#### [What is being asked]
Quote the records below in full, exactly as given, with the images taken out.
:::
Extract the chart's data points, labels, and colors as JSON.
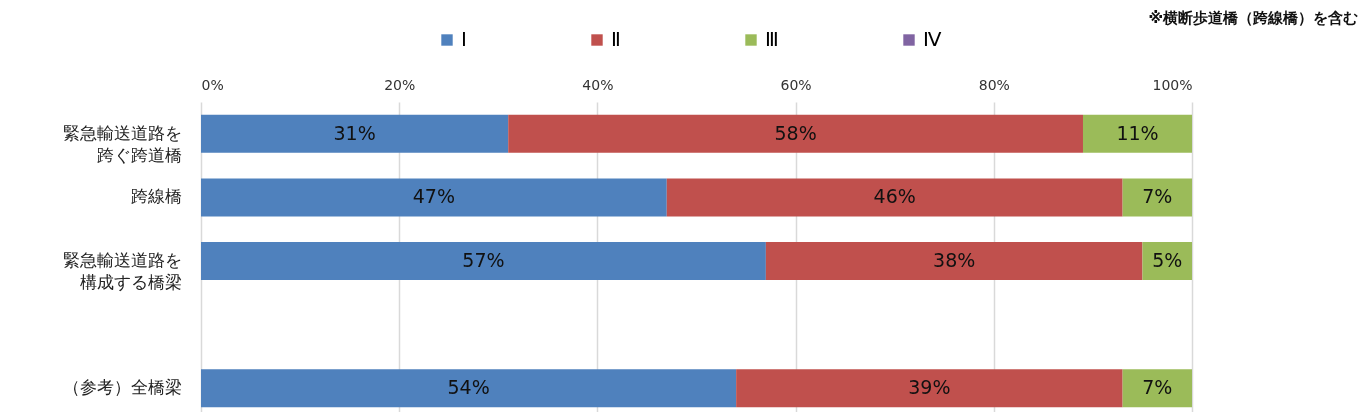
{
  "chart_data": {
    "type": "bar",
    "orientation": "horizontal",
    "stacked": true,
    "annotations": [
      "※横断歩道橋（跨線橋）を含む"
    ],
    "categories": [
      "緊急輸送道路を跨ぐ跨道橋",
      "跨線橋",
      "緊急輸送道路を構成する橋梁",
      null,
      "（参考）全橋梁"
    ],
    "series": [
      {
        "name": "Ⅰ",
        "color": "#4f81bd",
        "values": [
          31,
          47,
          57,
          null,
          54
        ],
        "value_labels": [
          "31%",
          "47%",
          "57%",
          null,
          "54%"
        ]
      },
      {
        "name": "Ⅱ",
        "color": "#c0504d",
        "values": [
          58,
          46,
          38,
          null,
          39
        ],
        "value_labels": [
          "58%",
          "46%",
          "38%",
          null,
          "39%"
        ]
      },
      {
        "name": "Ⅲ",
        "color": "#9bbb59",
        "values": [
          11,
          7,
          5,
          null,
          7
        ],
        "value_labels": [
          "11%",
          "7%",
          "5%",
          null,
          "7%"
        ]
      },
      {
        "name": "Ⅳ",
        "color": "#8064a2",
        "values": [
          0,
          0,
          0,
          null,
          0
        ],
        "value_labels": [
          null,
          null,
          null,
          null,
          null
        ]
      }
    ],
    "xlim": [
      0,
      100
    ],
    "xticks": [
      {
        "value": 0,
        "label": "0%"
      },
      {
        "value": 20,
        "label": "20%"
      },
      {
        "value": 40,
        "label": "40%"
      },
      {
        "value": 60,
        "label": "60%"
      },
      {
        "value": 80,
        "label": "80%"
      },
      {
        "value": 100,
        "label": "100%"
      }
    ],
    "grid": true,
    "legend": "top"
  }
}
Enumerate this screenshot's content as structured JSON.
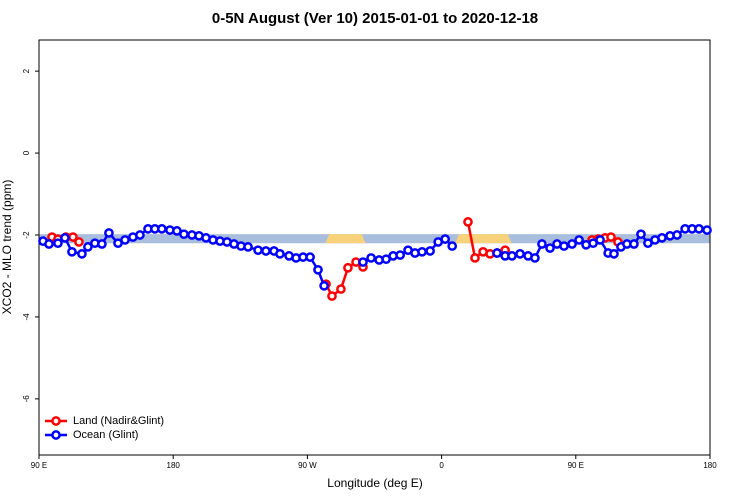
{
  "chart_data": {
    "type": "line",
    "title": "0-5N August (Ver 10)   2015-01-01 to 2020-12-18",
    "x_label": "Longitude (deg E)",
    "y_label": "XCO2 - MLO trend (ppm)",
    "xlim": [
      90,
      540
    ],
    "ylim": [
      -7.37,
      2.76
    ],
    "xticks": [
      {
        "value": 90,
        "label": "90 E"
      },
      180,
      {
        "value": 270,
        "label": "90 W"
      },
      {
        "value": 360,
        "label": "0"
      },
      {
        "value": 450,
        "label": "90 E"
      },
      {
        "value": 540,
        "label": "180"
      }
    ],
    "yticks": [
      -6,
      -4,
      -2,
      0,
      2
    ],
    "legend": "bottom-left",
    "shading": [
      {
        "color": "#a9bedc",
        "x": [
          90,
          540
        ],
        "y": [
          -2.2,
          -1.98
        ]
      },
      {
        "color": "#f8d27a",
        "x": [
          282,
          309
        ],
        "y": [
          -2.2,
          -1.98
        ]
      },
      {
        "color": "#f8d27a",
        "x": [
          369,
          407
        ],
        "y": [
          -2.2,
          -1.98
        ]
      }
    ],
    "series": [
      {
        "name": "Land (Nadir&Glint)",
        "color": "#ff0000",
        "x": [
          98.7,
          102.7,
          108.1,
          112.8,
          116.8,
          null,
          282.5,
          286.5,
          292.5,
          297.2,
          302.6,
          307.3,
          null,
          377.7,
          382.4,
          387.8,
          392.5,
          397.2,
          402.6,
          null,
          460.9,
          464.9,
          469.6,
          473.6,
          478.3
        ],
        "values": [
          -2.05,
          -2.1,
          -2.05,
          -2.05,
          -2.17,
          null,
          -3.2,
          -3.49,
          -3.32,
          -2.8,
          -2.66,
          -2.78,
          null,
          -1.68,
          -2.56,
          -2.41,
          -2.46,
          -2.44,
          -2.37,
          null,
          -2.12,
          -2.1,
          -2.07,
          -2.05,
          -2.17
        ]
      },
      {
        "name": "Ocean (Glint)",
        "color": "#0000ff",
        "x": [
          92.7,
          96.7,
          102.7,
          107.4,
          112.1,
          118.8,
          122.8,
          127.5,
          132.2,
          136.9,
          143,
          147.7,
          153,
          157.7,
          163.1,
          167.7,
          172.4,
          177.8,
          182.5,
          187.2,
          192.6,
          197.3,
          202,
          206.7,
          211.4,
          216.1,
          220.8,
          225.5,
          230.2,
          236.9,
          242.2,
          247.6,
          251.6,
          257.7,
          262.4,
          267.1,
          271.8,
          277.1,
          281.2,
          null,
          307.3,
          312.7,
          318.1,
          322.8,
          327.5,
          332.2,
          337.5,
          342.2,
          346.9,
          352.3,
          357.7,
          362.4,
          367.1,
          null,
          397.2,
          402.6,
          407.2,
          412.6,
          418,
          422.6,
          427.3,
          432.7,
          437.4,
          442.1,
          447.5,
          452.2,
          456.9,
          461.6,
          466.3,
          471.7,
          475.6,
          480.3,
          484.3,
          489,
          493.7,
          498.4,
          503.1,
          507.8,
          513.2,
          517.9,
          523.3,
          528,
          532.6,
          538
        ],
        "values": [
          -2.15,
          -2.22,
          -2.2,
          -2.07,
          -2.41,
          -2.46,
          -2.29,
          -2.2,
          -2.22,
          -1.95,
          -2.2,
          -2.12,
          -2.05,
          -2.0,
          -1.85,
          -1.85,
          -1.85,
          -1.88,
          -1.9,
          -1.98,
          -2.0,
          -2.02,
          -2.07,
          -2.12,
          -2.15,
          -2.17,
          -2.22,
          -2.27,
          -2.29,
          -2.37,
          -2.39,
          -2.39,
          -2.46,
          -2.51,
          -2.56,
          -2.54,
          -2.54,
          -2.85,
          -3.24,
          null,
          -2.66,
          -2.56,
          -2.61,
          -2.59,
          -2.51,
          -2.49,
          -2.37,
          -2.44,
          -2.41,
          -2.39,
          -2.17,
          -2.1,
          -2.27,
          null,
          -2.44,
          -2.51,
          -2.51,
          -2.46,
          -2.51,
          -2.56,
          -2.22,
          -2.32,
          -2.22,
          -2.27,
          -2.22,
          -2.12,
          -2.24,
          -2.2,
          -2.12,
          -2.44,
          -2.46,
          -2.29,
          -2.22,
          -2.22,
          -1.98,
          -2.2,
          -2.12,
          -2.07,
          -2.02,
          -2.0,
          -1.85,
          -1.85,
          -1.85,
          -1.88
        ]
      }
    ]
  }
}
:::
#### [Response]
Extract the chart's data points, labels, and colors as JSON.
{
  "chart_data": {
    "type": "bar",
    "orientation": "horizontal",
    "stacked": true,
    "annotations": [
      "※横断歩道橋（跨線橋）を含む"
    ],
    "categories": [
      "緊急輸送道路を跨ぐ跨道橋",
      "跨線橋",
      "緊急輸送道路を構成する橋梁",
      null,
      "（参考）全橋梁"
    ],
    "series": [
      {
        "name": "Ⅰ",
        "color": "#4f81bd",
        "values": [
          31,
          47,
          57,
          null,
          54
        ],
        "value_labels": [
          "31%",
          "47%",
          "57%",
          null,
          "54%"
        ]
      },
      {
        "name": "Ⅱ",
        "color": "#c0504d",
        "values": [
          58,
          46,
          38,
          null,
          39
        ],
        "value_labels": [
          "58%",
          "46%",
          "38%",
          null,
          "39%"
        ]
      },
      {
        "name": "Ⅲ",
        "color": "#9bbb59",
        "values": [
          11,
          7,
          5,
          null,
          7
        ],
        "value_labels": [
          "11%",
          "7%",
          "5%",
          null,
          "7%"
        ]
      },
      {
        "name": "Ⅳ",
        "color": "#8064a2",
        "values": [
          0,
          0,
          0,
          null,
          0
        ],
        "value_labels": [
          null,
          null,
          null,
          null,
          null
        ]
      }
    ],
    "xlim": [
      0,
      100
    ],
    "xticks": [
      {
        "value": 0,
        "label": "0%"
      },
      {
        "value": 20,
        "label": "20%"
      },
      {
        "value": 40,
        "label": "40%"
      },
      {
        "value": 60,
        "label": "60%"
      },
      {
        "value": 80,
        "label": "80%"
      },
      {
        "value": 100,
        "label": "100%"
      }
    ],
    "grid": true,
    "legend": "top"
  }
}
Enumerate this screenshot's content as structured JSON.
{
  "chart_data": {
    "type": "line",
    "title": "0-5N August (Ver 10)   2015-01-01 to 2020-12-18",
    "x_label": "Longitude (deg E)",
    "y_label": "XCO2 - MLO trend (ppm)",
    "xlim": [
      90,
      540
    ],
    "ylim": [
      -7.37,
      2.76
    ],
    "xticks": [
      {
        "value": 90,
        "label": "90 E"
      },
      180,
      {
        "value": 270,
        "label": "90 W"
      },
      {
        "value": 360,
        "label": "0"
      },
      {
        "value": 450,
        "label": "90 E"
      },
      {
        "value": 540,
        "label": "180"
      }
    ],
    "yticks": [
      -6,
      -4,
      -2,
      0,
      2
    ],
    "legend": "bottom-left",
    "shading": [
      {
        "color": "#a9bedc",
        "x": [
          90,
          540
        ],
        "y": [
          -2.2,
          -1.98
        ]
      },
      {
        "color": "#f8d27a",
        "x": [
          282,
          309
        ],
        "y": [
          -2.2,
          -1.98
        ]
      },
      {
        "color": "#f8d27a",
        "x": [
          369,
          407
        ],
        "y": [
          -2.2,
          -1.98
        ]
      }
    ],
    "series": [
      {
        "name": "Land (Nadir&Glint)",
        "color": "#ff0000",
        "x": [
          98.7,
          102.7,
          108.1,
          112.8,
          116.8,
          null,
          282.5,
          286.5,
          292.5,
          297.2,
          302.6,
          307.3,
          null,
          377.7,
          382.4,
          387.8,
          392.5,
          397.2,
          402.6,
          null,
          460.9,
          464.9,
          469.6,
          473.6,
          478.3
        ],
        "values": [
          -2.05,
          -2.1,
          -2.05,
          -2.05,
          -2.17,
          null,
          -3.2,
          -3.49,
          -3.32,
          -2.8,
          -2.66,
          -2.78,
          null,
          -1.68,
          -2.56,
          -2.41,
          -2.46,
          -2.44,
          -2.37,
          null,
          -2.12,
          -2.1,
          -2.07,
          -2.05,
          -2.17
        ]
      },
      {
        "name": "Ocean (Glint)",
        "color": "#0000ff",
        "x": [
          92.7,
          96.7,
          102.7,
          107.4,
          112.1,
          118.8,
          122.8,
          127.5,
          132.2,
          136.9,
          143,
          147.7,
          153,
          157.7,
          163.1,
          167.7,
          172.4,
          177.8,
          182.5,
          187.2,
          192.6,
          197.3,
          202,
          206.7,
          211.4,
          216.1,
          220.8,
          225.5,
          230.2,
          236.9,
          242.2,
          247.6,
          251.6,
          257.7,
          262.4,
          267.1,
          271.8,
          277.1,
          281.2,
          null,
          307.3,
          312.7,
          318.1,
          322.8,
          327.5,
          332.2,
          337.5,
          342.2,
          346.9,
          352.3,
          357.7,
          362.4,
          367.1,
          null,
          397.2,
          402.6,
          407.2,
          412.6,
          418,
          422.6,
          427.3,
          432.7,
          437.4,
          442.1,
          447.5,
          452.2,
          456.9,
          461.6,
          466.3,
          471.7,
          475.6,
          480.3,
          484.3,
          489,
          493.7,
          498.4,
          503.1,
          507.8,
          513.2,
          517.9,
          523.3,
          528,
          532.6,
          538
        ],
        "values": [
          -2.15,
          -2.22,
          -2.2,
          -2.07,
          -2.41,
          -2.46,
          -2.29,
          -2.2,
          -2.22,
          -1.95,
          -2.2,
          -2.12,
          -2.05,
          -2.0,
          -1.85,
          -1.85,
          -1.85,
          -1.88,
          -1.9,
          -1.98,
          -2.0,
          -2.02,
          -2.07,
          -2.12,
          -2.15,
          -2.17,
          -2.22,
          -2.27,
          -2.29,
          -2.37,
          -2.39,
          -2.39,
          -2.46,
          -2.51,
          -2.56,
          -2.54,
          -2.54,
          -2.85,
          -3.24,
          null,
          -2.66,
          -2.56,
          -2.61,
          -2.59,
          -2.51,
          -2.49,
          -2.37,
          -2.44,
          -2.41,
          -2.39,
          -2.17,
          -2.1,
          -2.27,
          null,
          -2.44,
          -2.51,
          -2.51,
          -2.46,
          -2.51,
          -2.56,
          -2.22,
          -2.32,
          -2.22,
          -2.27,
          -2.22,
          -2.12,
          -2.24,
          -2.2,
          -2.12,
          -2.44,
          -2.46,
          -2.29,
          -2.22,
          -2.22,
          -1.98,
          -2.2,
          -2.12,
          -2.07,
          -2.02,
          -2.0,
          -1.85,
          -1.85,
          -1.85,
          -1.88
        ]
      }
    ]
  }
}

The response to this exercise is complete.